** BEGIN Supplied material **
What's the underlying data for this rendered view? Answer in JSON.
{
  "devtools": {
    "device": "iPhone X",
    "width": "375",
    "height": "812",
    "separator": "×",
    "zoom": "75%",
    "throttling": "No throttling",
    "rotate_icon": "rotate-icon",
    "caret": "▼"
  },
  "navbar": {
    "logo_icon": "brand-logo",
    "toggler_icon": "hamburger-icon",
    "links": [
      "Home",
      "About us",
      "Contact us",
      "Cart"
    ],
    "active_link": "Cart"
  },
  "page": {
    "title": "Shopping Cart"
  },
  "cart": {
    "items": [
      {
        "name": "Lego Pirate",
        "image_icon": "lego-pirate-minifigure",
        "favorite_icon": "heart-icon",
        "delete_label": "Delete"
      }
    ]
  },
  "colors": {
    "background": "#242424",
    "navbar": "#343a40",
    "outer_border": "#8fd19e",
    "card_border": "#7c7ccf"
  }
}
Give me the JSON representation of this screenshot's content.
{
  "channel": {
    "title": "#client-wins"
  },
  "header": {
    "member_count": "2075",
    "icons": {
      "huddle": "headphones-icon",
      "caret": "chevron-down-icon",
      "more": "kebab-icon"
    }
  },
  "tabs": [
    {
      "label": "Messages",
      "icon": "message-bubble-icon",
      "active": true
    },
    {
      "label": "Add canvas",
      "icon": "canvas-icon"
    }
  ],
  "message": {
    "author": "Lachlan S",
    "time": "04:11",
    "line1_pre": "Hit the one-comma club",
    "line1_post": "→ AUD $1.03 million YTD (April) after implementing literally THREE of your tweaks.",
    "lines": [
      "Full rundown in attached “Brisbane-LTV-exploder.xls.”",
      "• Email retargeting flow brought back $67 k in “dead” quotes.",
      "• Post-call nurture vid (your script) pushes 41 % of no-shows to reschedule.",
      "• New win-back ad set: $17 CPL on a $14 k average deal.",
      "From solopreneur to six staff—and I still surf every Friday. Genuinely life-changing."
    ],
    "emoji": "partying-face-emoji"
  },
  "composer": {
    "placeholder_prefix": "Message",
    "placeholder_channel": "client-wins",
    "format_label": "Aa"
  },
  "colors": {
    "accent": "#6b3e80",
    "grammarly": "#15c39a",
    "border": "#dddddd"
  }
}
** END Supplied material **
Every line above needs to be retyped exactly.

▸ Exercise result:
What's the underlying data for this rendered view? Answer in JSON.
{
  "devtools": {
    "device": "iPhone X",
    "width": "375",
    "height": "812",
    "separator": "×",
    "zoom": "75%",
    "throttling": "No throttling",
    "rotate_icon": "rotate-icon",
    "caret": "▼"
  },
  "navbar": {
    "logo_icon": "brand-logo",
    "toggler_icon": "hamburger-icon",
    "links": [
      "Home",
      "About us",
      "Contact us",
      "Cart"
    ],
    "active_link": "Cart"
  },
  "page": {
    "title": "Shopping Cart"
  },
  "cart": {
    "items": [
      {
        "name": "Lego Pirate",
        "image_icon": "lego-pirate-minifigure",
        "favorite_icon": "heart-icon",
        "delete_label": "Delete"
      }
    ]
  },
  "colors": {
    "background": "#242424",
    "navbar": "#343a40",
    "outer_border": "#8fd19e",
    "card_border": "#7c7ccf"
  }
}
Give me the JSON representation of this screenshot's content.
{
  "channel": {
    "title": "#client-wins"
  },
  "header": {
    "member_count": "2075",
    "icons": {
      "huddle": "headphones-icon",
      "caret": "chevron-down-icon",
      "more": "kebab-icon"
    }
  },
  "tabs": [
    {
      "label": "Messages",
      "icon": "message-bubble-icon",
      "active": true
    },
    {
      "label": "Add canvas",
      "icon": "canvas-icon"
    }
  ],
  "message": {
    "author": "Lachlan S",
    "time": "04:11",
    "line1_pre": "Hit the one-comma club",
    "line1_post": "→ AUD $1.03 million YTD (April) after implementing literally THREE of your tweaks.",
    "lines": [
      "Full rundown in attached “Brisbane-LTV-exploder.xls.”",
      "• Email retargeting flow brought back $67 k in “dead” quotes.",
      "• Post-call nurture vid (your script) pushes 41 % of no-shows to reschedule.",
      "• New win-back ad set: $17 CPL on a $14 k average deal.",
      "From solopreneur to six staff—and I still surf every Friday. Genuinely life-changing."
    ],
    "emoji": "partying-face-emoji"
  },
  "composer": {
    "placeholder_prefix": "Message",
    "placeholder_channel": "client-wins",
    "format_label": "Aa"
  },
  "colors": {
    "accent": "#6b3e80",
    "grammarly": "#15c39a",
    "border": "#dddddd"
  }
}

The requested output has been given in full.